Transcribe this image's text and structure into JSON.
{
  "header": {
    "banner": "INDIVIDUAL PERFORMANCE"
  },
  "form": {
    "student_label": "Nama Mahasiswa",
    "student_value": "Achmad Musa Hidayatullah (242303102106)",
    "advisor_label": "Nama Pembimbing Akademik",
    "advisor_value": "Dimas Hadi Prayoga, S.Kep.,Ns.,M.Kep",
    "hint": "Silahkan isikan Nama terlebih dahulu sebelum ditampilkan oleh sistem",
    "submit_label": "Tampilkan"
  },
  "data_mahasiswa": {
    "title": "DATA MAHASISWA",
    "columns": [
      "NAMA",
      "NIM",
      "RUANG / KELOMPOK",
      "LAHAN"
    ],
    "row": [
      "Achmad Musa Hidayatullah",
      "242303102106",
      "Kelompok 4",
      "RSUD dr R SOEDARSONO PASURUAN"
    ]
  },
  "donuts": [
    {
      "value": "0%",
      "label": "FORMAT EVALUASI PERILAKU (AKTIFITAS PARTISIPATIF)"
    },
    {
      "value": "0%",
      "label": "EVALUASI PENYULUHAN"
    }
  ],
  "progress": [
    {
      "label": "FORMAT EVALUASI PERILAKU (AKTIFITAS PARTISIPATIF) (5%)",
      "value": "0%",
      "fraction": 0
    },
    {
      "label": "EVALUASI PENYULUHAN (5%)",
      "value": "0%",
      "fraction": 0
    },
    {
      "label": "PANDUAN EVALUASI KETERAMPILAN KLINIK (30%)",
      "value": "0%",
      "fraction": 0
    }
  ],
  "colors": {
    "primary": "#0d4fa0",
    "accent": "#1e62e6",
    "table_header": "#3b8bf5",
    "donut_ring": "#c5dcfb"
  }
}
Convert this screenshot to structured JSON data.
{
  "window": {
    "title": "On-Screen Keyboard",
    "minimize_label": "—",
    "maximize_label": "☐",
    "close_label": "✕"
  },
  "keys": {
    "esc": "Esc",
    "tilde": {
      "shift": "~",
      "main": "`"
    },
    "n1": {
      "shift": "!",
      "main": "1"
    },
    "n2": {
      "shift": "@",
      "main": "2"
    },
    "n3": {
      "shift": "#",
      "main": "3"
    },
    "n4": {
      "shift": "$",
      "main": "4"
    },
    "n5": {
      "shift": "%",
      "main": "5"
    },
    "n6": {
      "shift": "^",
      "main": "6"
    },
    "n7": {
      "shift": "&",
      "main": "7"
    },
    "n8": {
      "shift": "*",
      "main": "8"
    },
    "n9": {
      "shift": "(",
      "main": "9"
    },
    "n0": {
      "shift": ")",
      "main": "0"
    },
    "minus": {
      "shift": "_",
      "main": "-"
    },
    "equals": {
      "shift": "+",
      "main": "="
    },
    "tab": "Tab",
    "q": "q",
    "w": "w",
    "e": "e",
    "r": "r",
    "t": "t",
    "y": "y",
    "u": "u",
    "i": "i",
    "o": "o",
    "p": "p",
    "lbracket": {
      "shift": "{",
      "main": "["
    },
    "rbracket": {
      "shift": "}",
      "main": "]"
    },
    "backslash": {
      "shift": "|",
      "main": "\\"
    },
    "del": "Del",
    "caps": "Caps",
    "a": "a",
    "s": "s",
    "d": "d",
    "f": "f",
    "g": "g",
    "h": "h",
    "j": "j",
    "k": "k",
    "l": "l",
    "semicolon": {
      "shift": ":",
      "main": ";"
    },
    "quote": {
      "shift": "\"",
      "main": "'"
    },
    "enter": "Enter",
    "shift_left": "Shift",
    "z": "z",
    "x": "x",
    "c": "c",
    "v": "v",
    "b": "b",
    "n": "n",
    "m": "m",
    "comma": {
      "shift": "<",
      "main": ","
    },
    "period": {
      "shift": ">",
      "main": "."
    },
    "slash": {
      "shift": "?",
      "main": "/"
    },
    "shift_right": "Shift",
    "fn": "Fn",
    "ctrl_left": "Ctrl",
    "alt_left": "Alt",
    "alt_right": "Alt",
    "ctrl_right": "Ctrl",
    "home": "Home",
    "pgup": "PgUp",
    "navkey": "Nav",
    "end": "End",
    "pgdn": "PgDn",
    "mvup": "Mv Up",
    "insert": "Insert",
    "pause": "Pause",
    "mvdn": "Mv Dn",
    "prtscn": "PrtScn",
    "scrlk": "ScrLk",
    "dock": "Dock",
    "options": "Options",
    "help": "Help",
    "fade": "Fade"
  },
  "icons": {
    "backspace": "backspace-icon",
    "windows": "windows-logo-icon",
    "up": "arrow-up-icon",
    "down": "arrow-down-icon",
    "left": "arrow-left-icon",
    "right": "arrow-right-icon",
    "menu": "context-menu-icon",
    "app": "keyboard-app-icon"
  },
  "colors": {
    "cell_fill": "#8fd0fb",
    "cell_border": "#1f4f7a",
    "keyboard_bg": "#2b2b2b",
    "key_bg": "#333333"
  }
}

= = = = =

- [CHALLENGE]
Take the data above and return it exactly.

- [SOLUTION FOR THIS TASK]
Transcribe this image's text and structure into JSON.
{
  "header": {
    "banner": "INDIVIDUAL PERFORMANCE"
  },
  "form": {
    "student_label": "Nama Mahasiswa",
    "student_value": "Achmad Musa Hidayatullah (242303102106)",
    "advisor_label": "Nama Pembimbing Akademik",
    "advisor_value": "Dimas Hadi Prayoga, S.Kep.,Ns.,M.Kep",
    "hint": "Silahkan isikan Nama terlebih dahulu sebelum ditampilkan oleh sistem",
    "submit_label": "Tampilkan"
  },
  "data_mahasiswa": {
    "title": "DATA MAHASISWA",
    "columns": [
      "NAMA",
      "NIM",
      "RUANG / KELOMPOK",
      "LAHAN"
    ],
    "row": [
      "Achmad Musa Hidayatullah",
      "242303102106",
      "Kelompok 4",
      "RSUD dr R SOEDARSONO PASURUAN"
    ]
  },
  "donuts": [
    {
      "value": "0%",
      "label": "FORMAT EVALUASI PERILAKU (AKTIFITAS PARTISIPATIF)"
    },
    {
      "value": "0%",
      "label": "EVALUASI PENYULUHAN"
    }
  ],
  "progress": [
    {
      "label": "FORMAT EVALUASI PERILAKU (AKTIFITAS PARTISIPATIF) (5%)",
      "value": "0%",
      "fraction": 0
    },
    {
      "label": "EVALUASI PENYULUHAN (5%)",
      "value": "0%",
      "fraction": 0
    },
    {
      "label": "PANDUAN EVALUASI KETERAMPILAN KLINIK (30%)",
      "value": "0%",
      "fraction": 0
    }
  ],
  "colors": {
    "primary": "#0d4fa0",
    "accent": "#1e62e6",
    "table_header": "#3b8bf5",
    "donut_ring": "#c5dcfb"
  }
}
Convert this screenshot to structured JSON data.
{
  "window": {
    "title": "On-Screen Keyboard",
    "minimize_label": "—",
    "maximize_label": "☐",
    "close_label": "✕"
  },
  "keys": {
    "esc": "Esc",
    "tilde": {
      "shift": "~",
      "main": "`"
    },
    "n1": {
      "shift": "!",
      "main": "1"
    },
    "n2": {
      "shift": "@",
      "main": "2"
    },
    "n3": {
      "shift": "#",
      "main": "3"
    },
    "n4": {
      "shift": "$",
      "main": "4"
    },
    "n5": {
      "shift": "%",
      "main": "5"
    },
    "n6": {
      "shift": "^",
      "main": "6"
    },
    "n7": {
      "shift": "&",
      "main": "7"
    },
    "n8": {
      "shift": "*",
      "main": "8"
    },
    "n9": {
      "shift": "(",
      "main": "9"
    },
    "n0": {
      "shift": ")",
      "main": "0"
    },
    "minus": {
      "shift": "_",
      "main": "-"
    },
    "equals": {
      "shift": "+",
      "main": "="
    },
    "tab": "Tab",
    "q": "q",
    "w": "w",
    "e": "e",
    "r": "r",
    "t": "t",
    "y": "y",
    "u": "u",
    "i": "i",
    "o": "o",
    "p": "p",
    "lbracket": {
      "shift": "{",
      "main": "["
    },
    "rbracket": {
      "shift": "}",
      "main": "]"
    },
    "backslash": {
      "shift": "|",
      "main": "\\"
    },
    "del": "Del",
    "caps": "Caps",
    "a": "a",
    "s": "s",
    "d": "d",
    "f": "f",
    "g": "g",
    "h": "h",
    "j": "j",
    "k": "k",
    "l": "l",
    "semicolon": {
      "shift": ":",
      "main": ";"
    },
    "quote": {
      "shift": "\"",
      "main": "'"
    },
    "enter": "Enter",
    "shift_left": "Shift",
    "z": "z",
    "x": "x",
    "c": "c",
    "v": "v",
    "b": "b",
    "n": "n",
    "m": "m",
    "comma": {
      "shift": "<",
      "main": ","
    },
    "period": {
      "shift": ">",
      "main": "."
    },
    "slash": {
      "shift": "?",
      "main": "/"
    },
    "shift_right": "Shift",
    "fn": "Fn",
    "ctrl_left": "Ctrl",
    "alt_left": "Alt",
    "alt_right": "Alt",
    "ctrl_right": "Ctrl",
    "home": "Home",
    "pgup": "PgUp",
    "navkey": "Nav",
    "end": "End",
    "pgdn": "PgDn",
    "mvup": "Mv Up",
    "insert": "Insert",
    "pause": "Pause",
    "mvdn": "Mv Dn",
    "prtscn": "PrtScn",
    "scrlk": "ScrLk",
    "dock": "Dock",
    "options": "Options",
    "help": "Help",
    "fade": "Fade"
  },
  "icons": {
    "backspace": "backspace-icon",
    "windows": "windows-logo-icon",
    "up": "arrow-up-icon",
    "down": "arrow-down-icon",
    "left": "arrow-left-icon",
    "right": "arrow-right-icon",
    "menu": "context-menu-icon",
    "app": "keyboard-app-icon"
  },
  "colors": {
    "cell_fill": "#8fd0fb",
    "cell_border": "#1f4f7a",
    "keyboard_bg": "#2b2b2b",
    "key_bg": "#333333"
  }
}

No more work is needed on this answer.